井本喬作品集

牛松山

 牛松山は亀岡盆地の北を限っている。山容は名前の示すように穏やかであり、麓から眺められないような位置にあったならばおそらく注目されることのない平凡な山である。2007年1月30日に、牛松山に登りに行った。天気がよく暖かい(3月なみの気温だということだ)。亀岡で保津川を渡ると愛宕山を示す道標(石灯籠)がある。

 亀岡からは明智越えという道が京都へ通じている。京都への本道は老ノ坂峠を越えるルートであり、現在国道九号線が通っている。明智光秀が本能寺を襲ったときは当然この本道を使用したが、別働隊が裏道の明智越えを通ったらしい。明智越えは水尾を経由して鳥居本へ抜けているが、途中分岐して愛宕山にも通じている。本能寺襲撃直前に愛宕山に参籠したときに、光秀はこの道をたどったはずだ。水尾の手前で京都への道と別れて明神峠を越え、地蔵の辻を経由して愛宕山に到る。水尾からは水尾ノ分レで清滝からの表参道と合流する登山道があるが、その道は古来の参詣道ではないようだ。

未加工のデータ:
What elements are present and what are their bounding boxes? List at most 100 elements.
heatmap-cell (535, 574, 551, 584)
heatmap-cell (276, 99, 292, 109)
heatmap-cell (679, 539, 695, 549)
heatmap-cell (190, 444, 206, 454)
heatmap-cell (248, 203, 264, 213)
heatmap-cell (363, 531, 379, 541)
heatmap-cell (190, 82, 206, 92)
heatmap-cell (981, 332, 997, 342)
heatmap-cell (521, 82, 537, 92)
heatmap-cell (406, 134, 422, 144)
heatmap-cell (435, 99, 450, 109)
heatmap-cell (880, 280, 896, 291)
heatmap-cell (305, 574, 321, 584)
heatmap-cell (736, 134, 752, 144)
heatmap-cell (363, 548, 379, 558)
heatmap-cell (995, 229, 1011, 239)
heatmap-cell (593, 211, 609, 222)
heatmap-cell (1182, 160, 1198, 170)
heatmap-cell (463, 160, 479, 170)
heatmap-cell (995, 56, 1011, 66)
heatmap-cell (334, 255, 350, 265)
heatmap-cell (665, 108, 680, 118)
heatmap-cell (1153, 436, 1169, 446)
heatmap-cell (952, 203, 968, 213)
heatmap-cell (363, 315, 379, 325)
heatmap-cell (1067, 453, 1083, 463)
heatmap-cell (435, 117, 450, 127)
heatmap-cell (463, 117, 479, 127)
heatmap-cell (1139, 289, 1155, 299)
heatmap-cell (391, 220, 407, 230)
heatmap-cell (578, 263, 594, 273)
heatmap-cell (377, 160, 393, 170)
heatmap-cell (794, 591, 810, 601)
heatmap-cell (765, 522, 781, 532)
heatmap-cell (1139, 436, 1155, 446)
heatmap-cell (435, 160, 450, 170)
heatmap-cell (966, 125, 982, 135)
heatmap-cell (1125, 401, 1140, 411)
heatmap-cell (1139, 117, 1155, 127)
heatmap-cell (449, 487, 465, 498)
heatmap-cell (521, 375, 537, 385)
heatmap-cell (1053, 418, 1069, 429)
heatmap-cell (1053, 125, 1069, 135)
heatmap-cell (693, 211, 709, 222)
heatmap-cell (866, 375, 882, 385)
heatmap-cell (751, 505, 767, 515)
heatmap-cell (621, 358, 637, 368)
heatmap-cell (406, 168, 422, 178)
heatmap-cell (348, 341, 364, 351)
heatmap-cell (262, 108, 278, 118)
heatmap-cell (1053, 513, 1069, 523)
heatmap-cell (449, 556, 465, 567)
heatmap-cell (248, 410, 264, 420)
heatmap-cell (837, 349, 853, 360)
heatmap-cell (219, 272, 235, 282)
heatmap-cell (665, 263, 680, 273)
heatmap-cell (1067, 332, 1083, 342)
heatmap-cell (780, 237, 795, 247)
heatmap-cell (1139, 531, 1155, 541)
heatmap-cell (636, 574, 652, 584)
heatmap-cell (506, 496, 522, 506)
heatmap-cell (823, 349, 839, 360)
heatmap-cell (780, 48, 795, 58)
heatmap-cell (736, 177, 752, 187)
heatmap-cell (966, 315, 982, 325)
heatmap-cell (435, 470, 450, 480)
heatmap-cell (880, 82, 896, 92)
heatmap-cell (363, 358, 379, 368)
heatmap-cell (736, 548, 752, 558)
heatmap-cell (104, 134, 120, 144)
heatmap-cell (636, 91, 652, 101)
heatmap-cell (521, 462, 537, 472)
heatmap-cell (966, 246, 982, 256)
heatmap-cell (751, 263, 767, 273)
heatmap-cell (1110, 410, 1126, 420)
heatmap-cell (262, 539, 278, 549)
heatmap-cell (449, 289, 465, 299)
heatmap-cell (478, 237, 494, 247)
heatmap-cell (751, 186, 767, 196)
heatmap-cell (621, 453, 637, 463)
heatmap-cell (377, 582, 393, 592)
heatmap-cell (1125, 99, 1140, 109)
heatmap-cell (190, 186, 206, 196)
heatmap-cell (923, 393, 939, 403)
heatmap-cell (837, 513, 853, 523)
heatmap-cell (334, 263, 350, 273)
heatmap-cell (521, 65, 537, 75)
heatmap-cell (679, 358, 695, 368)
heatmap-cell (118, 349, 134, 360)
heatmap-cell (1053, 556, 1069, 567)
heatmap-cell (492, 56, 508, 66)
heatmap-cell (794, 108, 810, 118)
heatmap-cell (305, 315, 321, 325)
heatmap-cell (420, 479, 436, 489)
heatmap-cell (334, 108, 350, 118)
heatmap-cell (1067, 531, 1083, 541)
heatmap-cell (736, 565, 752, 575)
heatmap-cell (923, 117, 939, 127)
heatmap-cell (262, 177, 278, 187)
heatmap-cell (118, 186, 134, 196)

取り組む課題:
上に掲げた牛松山についての文章を、最後の文の続きから書き継いでください。

課題への解答:
 明智越えではない方の道を行き、金比羅神社の道標に従って山の中へ入ると福住寺がある。その少し先で、道の脇の鳥居をくぐる山道が分岐している。鳥居の傍の空き地に車を停めて歩き出す。一メートルぐらいの幅の平らな道がゆるやかに登っている。距離を刻んだ石柱が立っている(全部で十八丁)。山名の通り松が多い。見通しはきかないがときどき林が切れて下方の景色が現れる。高い建物のない家並み。よく晴れて青空がきれい。

 光秀のことを考えてしまう。信長を殺すという機会が彼にはあまりにも魅惑的すぎて、他に何も考えることができなくなってしまったのだろう。信長に取って代わるというような気持ちはなく、ただただ殺したかったのだ。冷静に考えれば、そして光秀もことが済んでからそう思ったろうが、馬鹿げた行為である。だが、光秀は冷静にはなれなかった。事前に愛宕山に登ったのは迷いがあったからには違いない。だが、どっちにしろやらずにはいられなかったのだ。

 もし光秀が、愛宕山ではなく牛松山に登っていたら、と思った。愛宕山からは憎き信長のいる京都の街が見えただろう。だが、牛松山から見えるのは彼のいつくしんでいた街、亀岡だ。彼が治め、発展させた街だ。信長に取り上げられても、彼の統治の結果は残るのだ。その眺めは光秀の熱をさまし、妄念から解放させてくれたのではないか。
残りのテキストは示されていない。